YOUR GOAL ▸
Gather from the listing below each line that includes the word "image", and copy it.

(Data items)
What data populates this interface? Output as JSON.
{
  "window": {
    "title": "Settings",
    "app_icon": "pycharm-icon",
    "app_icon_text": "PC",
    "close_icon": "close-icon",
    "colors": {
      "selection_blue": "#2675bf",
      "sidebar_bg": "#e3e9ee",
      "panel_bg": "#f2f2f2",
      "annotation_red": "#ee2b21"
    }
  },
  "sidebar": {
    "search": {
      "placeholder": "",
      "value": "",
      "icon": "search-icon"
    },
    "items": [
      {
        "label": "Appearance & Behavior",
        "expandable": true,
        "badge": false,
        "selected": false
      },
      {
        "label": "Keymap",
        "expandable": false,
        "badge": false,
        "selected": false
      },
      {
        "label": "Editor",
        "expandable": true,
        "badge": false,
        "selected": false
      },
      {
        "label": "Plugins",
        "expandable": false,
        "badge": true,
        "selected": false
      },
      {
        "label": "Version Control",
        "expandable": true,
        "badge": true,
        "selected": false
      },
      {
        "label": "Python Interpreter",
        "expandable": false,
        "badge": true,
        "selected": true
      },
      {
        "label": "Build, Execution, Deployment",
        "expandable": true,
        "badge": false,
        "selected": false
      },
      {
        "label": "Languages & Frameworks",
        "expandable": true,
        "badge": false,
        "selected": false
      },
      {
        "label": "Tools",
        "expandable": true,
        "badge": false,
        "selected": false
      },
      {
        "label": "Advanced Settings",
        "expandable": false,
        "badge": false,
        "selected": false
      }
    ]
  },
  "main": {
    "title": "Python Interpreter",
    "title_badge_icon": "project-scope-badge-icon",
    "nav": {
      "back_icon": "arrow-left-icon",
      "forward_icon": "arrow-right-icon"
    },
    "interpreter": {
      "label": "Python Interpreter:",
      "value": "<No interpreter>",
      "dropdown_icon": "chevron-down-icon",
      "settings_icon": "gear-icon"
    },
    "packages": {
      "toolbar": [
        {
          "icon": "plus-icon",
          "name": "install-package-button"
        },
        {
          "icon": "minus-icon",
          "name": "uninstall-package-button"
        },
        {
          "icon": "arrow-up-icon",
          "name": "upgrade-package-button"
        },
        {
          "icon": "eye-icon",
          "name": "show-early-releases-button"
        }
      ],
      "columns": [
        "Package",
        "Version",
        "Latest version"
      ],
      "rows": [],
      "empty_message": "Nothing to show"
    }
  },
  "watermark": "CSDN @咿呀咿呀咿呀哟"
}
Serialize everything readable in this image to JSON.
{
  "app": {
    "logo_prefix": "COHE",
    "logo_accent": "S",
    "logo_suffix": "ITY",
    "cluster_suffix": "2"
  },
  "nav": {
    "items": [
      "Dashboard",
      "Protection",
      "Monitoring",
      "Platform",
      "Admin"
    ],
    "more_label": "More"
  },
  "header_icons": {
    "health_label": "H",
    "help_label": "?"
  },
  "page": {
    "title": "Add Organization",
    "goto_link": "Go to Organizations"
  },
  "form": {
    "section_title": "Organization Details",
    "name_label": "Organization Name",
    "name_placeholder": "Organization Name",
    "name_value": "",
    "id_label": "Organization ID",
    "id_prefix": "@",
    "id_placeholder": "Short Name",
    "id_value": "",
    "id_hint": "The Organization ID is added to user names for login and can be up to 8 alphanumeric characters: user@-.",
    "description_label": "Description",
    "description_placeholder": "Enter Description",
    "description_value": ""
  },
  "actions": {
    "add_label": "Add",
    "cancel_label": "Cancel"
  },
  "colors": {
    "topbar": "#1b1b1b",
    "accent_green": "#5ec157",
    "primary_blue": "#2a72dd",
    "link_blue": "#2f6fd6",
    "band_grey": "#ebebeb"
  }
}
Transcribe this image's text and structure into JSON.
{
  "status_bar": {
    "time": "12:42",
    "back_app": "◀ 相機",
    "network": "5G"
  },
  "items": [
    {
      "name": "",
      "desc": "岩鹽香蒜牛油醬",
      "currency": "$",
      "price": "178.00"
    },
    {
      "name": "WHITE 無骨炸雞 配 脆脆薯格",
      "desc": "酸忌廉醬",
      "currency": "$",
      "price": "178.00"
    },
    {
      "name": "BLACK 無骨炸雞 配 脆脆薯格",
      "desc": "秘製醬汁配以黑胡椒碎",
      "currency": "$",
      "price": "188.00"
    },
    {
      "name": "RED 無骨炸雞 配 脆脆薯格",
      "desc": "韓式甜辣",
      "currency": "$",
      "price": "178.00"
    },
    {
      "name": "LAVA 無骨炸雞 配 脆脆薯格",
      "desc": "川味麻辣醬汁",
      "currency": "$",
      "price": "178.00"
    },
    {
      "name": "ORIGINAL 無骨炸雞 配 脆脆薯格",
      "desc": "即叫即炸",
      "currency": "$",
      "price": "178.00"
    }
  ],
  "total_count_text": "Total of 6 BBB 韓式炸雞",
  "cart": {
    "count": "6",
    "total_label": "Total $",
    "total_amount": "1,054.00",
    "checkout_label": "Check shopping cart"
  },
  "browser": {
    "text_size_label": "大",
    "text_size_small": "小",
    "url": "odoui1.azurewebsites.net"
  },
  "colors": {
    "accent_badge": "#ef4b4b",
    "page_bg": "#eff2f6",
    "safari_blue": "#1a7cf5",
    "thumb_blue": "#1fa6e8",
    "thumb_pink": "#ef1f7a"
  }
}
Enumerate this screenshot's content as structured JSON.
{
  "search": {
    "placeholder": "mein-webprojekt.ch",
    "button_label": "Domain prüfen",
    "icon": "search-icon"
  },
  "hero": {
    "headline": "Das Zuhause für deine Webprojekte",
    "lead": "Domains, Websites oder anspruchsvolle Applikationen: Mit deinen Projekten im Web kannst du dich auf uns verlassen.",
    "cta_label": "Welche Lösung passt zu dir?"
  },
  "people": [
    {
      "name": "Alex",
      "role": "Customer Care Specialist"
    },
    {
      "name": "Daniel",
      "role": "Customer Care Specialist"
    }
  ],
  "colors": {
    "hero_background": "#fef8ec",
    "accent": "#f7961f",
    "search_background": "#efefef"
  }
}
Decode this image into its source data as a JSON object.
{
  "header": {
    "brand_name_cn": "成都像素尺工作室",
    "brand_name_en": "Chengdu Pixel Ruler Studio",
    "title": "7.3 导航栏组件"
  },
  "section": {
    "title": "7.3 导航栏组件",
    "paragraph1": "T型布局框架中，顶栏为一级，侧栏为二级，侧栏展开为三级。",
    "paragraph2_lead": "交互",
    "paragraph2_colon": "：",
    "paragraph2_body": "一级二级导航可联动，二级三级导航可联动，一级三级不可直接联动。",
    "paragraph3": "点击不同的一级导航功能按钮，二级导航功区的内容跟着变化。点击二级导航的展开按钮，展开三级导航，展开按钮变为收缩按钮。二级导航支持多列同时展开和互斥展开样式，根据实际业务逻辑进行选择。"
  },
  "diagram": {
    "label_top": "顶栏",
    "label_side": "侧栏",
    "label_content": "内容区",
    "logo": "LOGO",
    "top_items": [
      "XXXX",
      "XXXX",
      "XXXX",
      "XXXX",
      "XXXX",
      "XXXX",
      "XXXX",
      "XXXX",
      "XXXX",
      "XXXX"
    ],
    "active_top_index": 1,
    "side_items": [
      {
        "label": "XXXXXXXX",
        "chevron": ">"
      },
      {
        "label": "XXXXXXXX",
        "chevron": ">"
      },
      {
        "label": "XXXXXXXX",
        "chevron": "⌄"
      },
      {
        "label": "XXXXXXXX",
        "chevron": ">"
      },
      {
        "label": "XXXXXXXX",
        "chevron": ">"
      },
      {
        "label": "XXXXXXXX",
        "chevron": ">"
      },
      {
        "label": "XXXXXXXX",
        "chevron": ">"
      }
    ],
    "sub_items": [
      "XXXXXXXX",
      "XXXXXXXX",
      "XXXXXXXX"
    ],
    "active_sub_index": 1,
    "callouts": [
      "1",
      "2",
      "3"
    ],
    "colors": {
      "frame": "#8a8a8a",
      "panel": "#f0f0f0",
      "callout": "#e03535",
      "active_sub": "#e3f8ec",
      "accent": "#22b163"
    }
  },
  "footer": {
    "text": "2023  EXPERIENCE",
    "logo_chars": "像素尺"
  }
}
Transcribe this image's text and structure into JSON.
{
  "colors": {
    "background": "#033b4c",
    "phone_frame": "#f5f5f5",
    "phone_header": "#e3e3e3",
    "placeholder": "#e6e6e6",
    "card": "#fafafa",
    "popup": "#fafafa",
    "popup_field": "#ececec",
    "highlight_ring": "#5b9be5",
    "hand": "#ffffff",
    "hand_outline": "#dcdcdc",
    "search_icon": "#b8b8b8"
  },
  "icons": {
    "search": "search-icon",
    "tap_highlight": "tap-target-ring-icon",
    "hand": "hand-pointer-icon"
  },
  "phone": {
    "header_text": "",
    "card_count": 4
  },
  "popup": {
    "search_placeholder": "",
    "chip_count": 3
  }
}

FINAL RESULT ▸
Serialize everything readable in this image to JSON.
Transcribe this image's text and structure into JSON.
Decode this image into its source data as a JSON object.
Transcribe this image's text and structure into JSON.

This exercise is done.